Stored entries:
#####

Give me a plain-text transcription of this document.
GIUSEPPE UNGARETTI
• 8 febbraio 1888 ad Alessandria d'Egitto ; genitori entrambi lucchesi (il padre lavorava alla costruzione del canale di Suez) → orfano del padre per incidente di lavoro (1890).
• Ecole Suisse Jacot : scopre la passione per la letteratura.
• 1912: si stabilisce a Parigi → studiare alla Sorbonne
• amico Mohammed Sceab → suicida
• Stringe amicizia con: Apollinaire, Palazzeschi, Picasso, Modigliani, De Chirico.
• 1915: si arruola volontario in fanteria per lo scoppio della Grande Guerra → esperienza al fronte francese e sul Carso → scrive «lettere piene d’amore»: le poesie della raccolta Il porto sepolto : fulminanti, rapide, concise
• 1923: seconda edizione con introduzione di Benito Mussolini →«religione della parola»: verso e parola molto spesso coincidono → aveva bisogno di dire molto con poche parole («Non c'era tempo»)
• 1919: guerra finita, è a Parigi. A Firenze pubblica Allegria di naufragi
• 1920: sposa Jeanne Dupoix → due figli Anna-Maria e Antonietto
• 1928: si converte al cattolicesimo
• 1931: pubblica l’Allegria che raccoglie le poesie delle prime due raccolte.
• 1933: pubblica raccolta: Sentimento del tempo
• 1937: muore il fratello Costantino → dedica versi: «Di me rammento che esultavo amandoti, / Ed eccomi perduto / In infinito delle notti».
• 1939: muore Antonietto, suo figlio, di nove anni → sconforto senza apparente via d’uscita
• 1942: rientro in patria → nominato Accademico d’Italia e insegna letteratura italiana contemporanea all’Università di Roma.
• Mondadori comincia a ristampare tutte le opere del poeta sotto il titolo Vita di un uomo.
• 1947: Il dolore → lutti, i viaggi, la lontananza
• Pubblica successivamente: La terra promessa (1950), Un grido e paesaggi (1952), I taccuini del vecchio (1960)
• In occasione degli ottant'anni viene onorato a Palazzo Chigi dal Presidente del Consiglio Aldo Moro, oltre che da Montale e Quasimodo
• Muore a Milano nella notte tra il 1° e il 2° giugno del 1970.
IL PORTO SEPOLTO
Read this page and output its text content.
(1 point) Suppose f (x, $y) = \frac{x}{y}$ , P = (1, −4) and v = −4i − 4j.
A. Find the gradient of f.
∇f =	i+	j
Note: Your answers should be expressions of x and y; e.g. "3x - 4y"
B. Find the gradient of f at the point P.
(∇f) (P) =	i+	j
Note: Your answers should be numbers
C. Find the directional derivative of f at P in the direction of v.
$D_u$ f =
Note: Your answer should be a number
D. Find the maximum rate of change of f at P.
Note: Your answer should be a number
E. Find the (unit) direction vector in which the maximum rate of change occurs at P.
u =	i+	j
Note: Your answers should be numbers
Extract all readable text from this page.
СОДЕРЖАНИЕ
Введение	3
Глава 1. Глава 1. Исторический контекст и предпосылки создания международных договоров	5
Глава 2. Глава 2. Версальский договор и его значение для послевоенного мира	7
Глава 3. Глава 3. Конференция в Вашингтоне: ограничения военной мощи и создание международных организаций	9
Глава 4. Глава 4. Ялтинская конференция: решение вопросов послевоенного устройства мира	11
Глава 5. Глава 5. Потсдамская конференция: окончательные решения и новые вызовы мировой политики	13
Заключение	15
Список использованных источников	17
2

#####

• YOUR INSTRUCTIONS: Show the lines where the word "point" appears in the entries.

• SOLUTION FOR THIS EXERCISE:
(1 point) Suppose f (x, $y) = \frac{x}{y}$ , P = (1, −4) and v = −4i − 4j.
B. Find the gradient of f at the point P.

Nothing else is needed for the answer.